Record set>

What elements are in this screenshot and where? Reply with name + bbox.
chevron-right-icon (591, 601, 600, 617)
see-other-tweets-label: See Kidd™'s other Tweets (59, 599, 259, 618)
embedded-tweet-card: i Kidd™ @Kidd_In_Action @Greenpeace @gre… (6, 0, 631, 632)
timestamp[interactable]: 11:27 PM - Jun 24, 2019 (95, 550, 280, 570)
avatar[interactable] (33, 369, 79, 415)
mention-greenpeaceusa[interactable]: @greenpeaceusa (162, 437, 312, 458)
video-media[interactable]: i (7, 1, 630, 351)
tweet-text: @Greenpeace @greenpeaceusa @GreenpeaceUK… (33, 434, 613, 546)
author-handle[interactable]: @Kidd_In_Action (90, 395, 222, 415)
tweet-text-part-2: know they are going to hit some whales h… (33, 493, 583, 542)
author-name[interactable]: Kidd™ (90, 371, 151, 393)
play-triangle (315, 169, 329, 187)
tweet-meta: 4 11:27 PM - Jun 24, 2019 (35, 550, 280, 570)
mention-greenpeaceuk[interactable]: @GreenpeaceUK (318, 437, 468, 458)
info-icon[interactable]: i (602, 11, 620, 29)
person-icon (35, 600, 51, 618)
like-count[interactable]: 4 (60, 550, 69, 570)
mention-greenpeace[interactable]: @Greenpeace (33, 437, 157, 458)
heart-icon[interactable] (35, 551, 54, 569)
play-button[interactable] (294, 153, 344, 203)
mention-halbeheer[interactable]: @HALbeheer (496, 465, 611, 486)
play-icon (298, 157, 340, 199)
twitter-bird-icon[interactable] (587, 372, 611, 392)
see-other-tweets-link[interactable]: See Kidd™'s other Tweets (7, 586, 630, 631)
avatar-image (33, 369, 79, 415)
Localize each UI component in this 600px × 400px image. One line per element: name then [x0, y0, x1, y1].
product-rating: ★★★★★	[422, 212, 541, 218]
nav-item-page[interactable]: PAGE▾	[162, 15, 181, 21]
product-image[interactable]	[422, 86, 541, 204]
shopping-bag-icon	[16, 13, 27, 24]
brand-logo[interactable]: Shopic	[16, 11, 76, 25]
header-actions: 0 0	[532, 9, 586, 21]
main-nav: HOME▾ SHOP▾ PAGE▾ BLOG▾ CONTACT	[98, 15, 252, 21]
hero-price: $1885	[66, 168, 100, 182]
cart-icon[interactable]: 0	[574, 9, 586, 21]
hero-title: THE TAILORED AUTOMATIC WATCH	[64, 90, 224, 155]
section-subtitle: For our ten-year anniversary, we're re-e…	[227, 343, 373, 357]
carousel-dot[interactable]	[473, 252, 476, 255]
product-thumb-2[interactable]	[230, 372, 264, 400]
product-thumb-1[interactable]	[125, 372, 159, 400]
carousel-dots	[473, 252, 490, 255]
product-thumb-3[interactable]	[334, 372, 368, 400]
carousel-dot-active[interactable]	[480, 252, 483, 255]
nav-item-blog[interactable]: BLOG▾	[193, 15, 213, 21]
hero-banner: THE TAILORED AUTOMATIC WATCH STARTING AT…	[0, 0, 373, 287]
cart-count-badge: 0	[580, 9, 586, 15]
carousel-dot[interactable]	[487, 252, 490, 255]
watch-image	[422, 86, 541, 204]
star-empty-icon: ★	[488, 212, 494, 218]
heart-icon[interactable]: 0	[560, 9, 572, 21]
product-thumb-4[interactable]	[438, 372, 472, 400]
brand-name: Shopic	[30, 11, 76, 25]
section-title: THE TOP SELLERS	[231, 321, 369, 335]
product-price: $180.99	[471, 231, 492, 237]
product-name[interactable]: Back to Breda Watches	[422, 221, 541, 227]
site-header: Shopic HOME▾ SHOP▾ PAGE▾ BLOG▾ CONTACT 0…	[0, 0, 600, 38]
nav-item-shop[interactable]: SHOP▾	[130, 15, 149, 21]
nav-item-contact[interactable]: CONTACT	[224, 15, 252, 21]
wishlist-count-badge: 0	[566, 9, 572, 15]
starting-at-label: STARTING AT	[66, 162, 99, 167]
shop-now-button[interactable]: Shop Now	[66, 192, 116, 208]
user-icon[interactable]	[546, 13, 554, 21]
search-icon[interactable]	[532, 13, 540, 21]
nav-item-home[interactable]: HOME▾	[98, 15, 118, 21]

The exercise> Edit the records above by replacing every "heart-icon" with "like-icon", keeping everything else the same.

Written solution>
What elements are in this screenshot and where? Reply with name + bbox.
chevron-right-icon (591, 601, 600, 617)
see-other-tweets-label: See Kidd™'s other Tweets (59, 599, 259, 618)
embedded-tweet-card: i Kidd™ @Kidd_In_Action @Greenpeace @gre… (6, 0, 631, 632)
timestamp[interactable]: 11:27 PM - Jun 24, 2019 (95, 550, 280, 570)
avatar[interactable] (33, 369, 79, 415)
mention-greenpeaceusa[interactable]: @greenpeaceusa (162, 437, 312, 458)
video-media[interactable]: i (7, 1, 630, 351)
tweet-text: @Greenpeace @greenpeaceusa @GreenpeaceUK… (33, 434, 613, 546)
author-handle[interactable]: @Kidd_In_Action (90, 395, 222, 415)
tweet-text-part-2: know they are going to hit some whales h… (33, 493, 583, 542)
author-name[interactable]: Kidd™ (90, 371, 151, 393)
play-triangle (315, 169, 329, 187)
tweet-meta: 4 11:27 PM - Jun 24, 2019 (35, 550, 280, 570)
mention-greenpeaceuk[interactable]: @GreenpeaceUK (318, 437, 468, 458)
info-icon[interactable]: i (602, 11, 620, 29)
person-icon (35, 600, 51, 618)
like-count[interactable]: 4 (60, 550, 69, 570)
mention-greenpeace[interactable]: @Greenpeace (33, 437, 157, 458)
like-icon[interactable] (35, 551, 54, 569)
play-button[interactable] (294, 153, 344, 203)
mention-halbeheer[interactable]: @HALbeheer (496, 465, 611, 486)
play-icon (298, 157, 340, 199)
twitter-bird-icon[interactable] (587, 372, 611, 392)
see-other-tweets-link[interactable]: See Kidd™'s other Tweets (7, 586, 630, 631)
avatar-image (33, 369, 79, 415)
Localize each UI component in this 600px × 400px image. One line per element: name then [x0, y0, x1, y1].
product-rating: ★★★★★	[422, 212, 541, 218]
nav-item-page[interactable]: PAGE▾	[162, 15, 181, 21]
product-image[interactable]	[422, 86, 541, 204]
shopping-bag-icon	[16, 13, 27, 24]
brand-logo[interactable]: Shopic	[16, 11, 76, 25]
header-actions: 0 0	[532, 9, 586, 21]
main-nav: HOME▾ SHOP▾ PAGE▾ BLOG▾ CONTACT	[98, 15, 252, 21]
hero-price: $1885	[66, 168, 100, 182]
cart-icon[interactable]: 0	[574, 9, 586, 21]
hero-title: THE TAILORED AUTOMATIC WATCH	[64, 90, 224, 155]
section-subtitle: For our ten-year anniversary, we're re-e…	[227, 343, 373, 357]
carousel-dot[interactable]	[473, 252, 476, 255]
product-thumb-2[interactable]	[230, 372, 264, 400]
product-thumb-1[interactable]	[125, 372, 159, 400]
carousel-dots	[473, 252, 490, 255]
product-thumb-3[interactable]	[334, 372, 368, 400]
carousel-dot-active[interactable]	[480, 252, 483, 255]
nav-item-blog[interactable]: BLOG▾	[193, 15, 213, 21]
hero-banner: THE TAILORED AUTOMATIC WATCH STARTING AT…	[0, 0, 373, 287]
cart-count-badge: 0	[580, 9, 586, 15]
carousel-dot[interactable]	[487, 252, 490, 255]
watch-image	[422, 86, 541, 204]
star-empty-icon: ★	[488, 212, 494, 218]
like-icon[interactable]: 0	[560, 9, 572, 21]
product-thumb-4[interactable]	[438, 372, 472, 400]
brand-name: Shopic	[30, 11, 76, 25]
section-title: THE TOP SELLERS	[231, 321, 369, 335]
product-price: $180.99	[471, 231, 492, 237]
product-name[interactable]: Back to Breda Watches	[422, 221, 541, 227]
site-header: Shopic HOME▾ SHOP▾ PAGE▾ BLOG▾ CONTACT 0…	[0, 0, 600, 38]
nav-item-shop[interactable]: SHOP▾	[130, 15, 149, 21]
nav-item-contact[interactable]: CONTACT	[224, 15, 252, 21]
wishlist-count-badge: 0	[566, 9, 572, 15]
starting-at-label: STARTING AT	[66, 162, 99, 167]
shop-now-button[interactable]: Shop Now	[66, 192, 116, 208]
user-icon[interactable]	[546, 13, 554, 21]
search-icon[interactable]	[532, 13, 540, 21]
nav-item-home[interactable]: HOME▾	[98, 15, 118, 21]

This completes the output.